### TASK STATEMENT:
Your task is to filter the data below down to the lines holding "label".

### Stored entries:

# # # # # # #

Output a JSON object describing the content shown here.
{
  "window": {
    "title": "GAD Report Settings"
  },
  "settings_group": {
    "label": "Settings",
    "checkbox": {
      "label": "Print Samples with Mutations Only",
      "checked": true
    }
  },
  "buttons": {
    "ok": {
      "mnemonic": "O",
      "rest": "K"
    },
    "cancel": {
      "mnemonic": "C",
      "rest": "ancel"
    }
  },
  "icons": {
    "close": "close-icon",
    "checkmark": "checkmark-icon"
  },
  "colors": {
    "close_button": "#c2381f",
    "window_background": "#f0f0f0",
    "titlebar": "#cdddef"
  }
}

# # # # # # #

### EXPECTED ANSWER:
    "label": "Settings",
      "label": "Print Samples with Mutations Only",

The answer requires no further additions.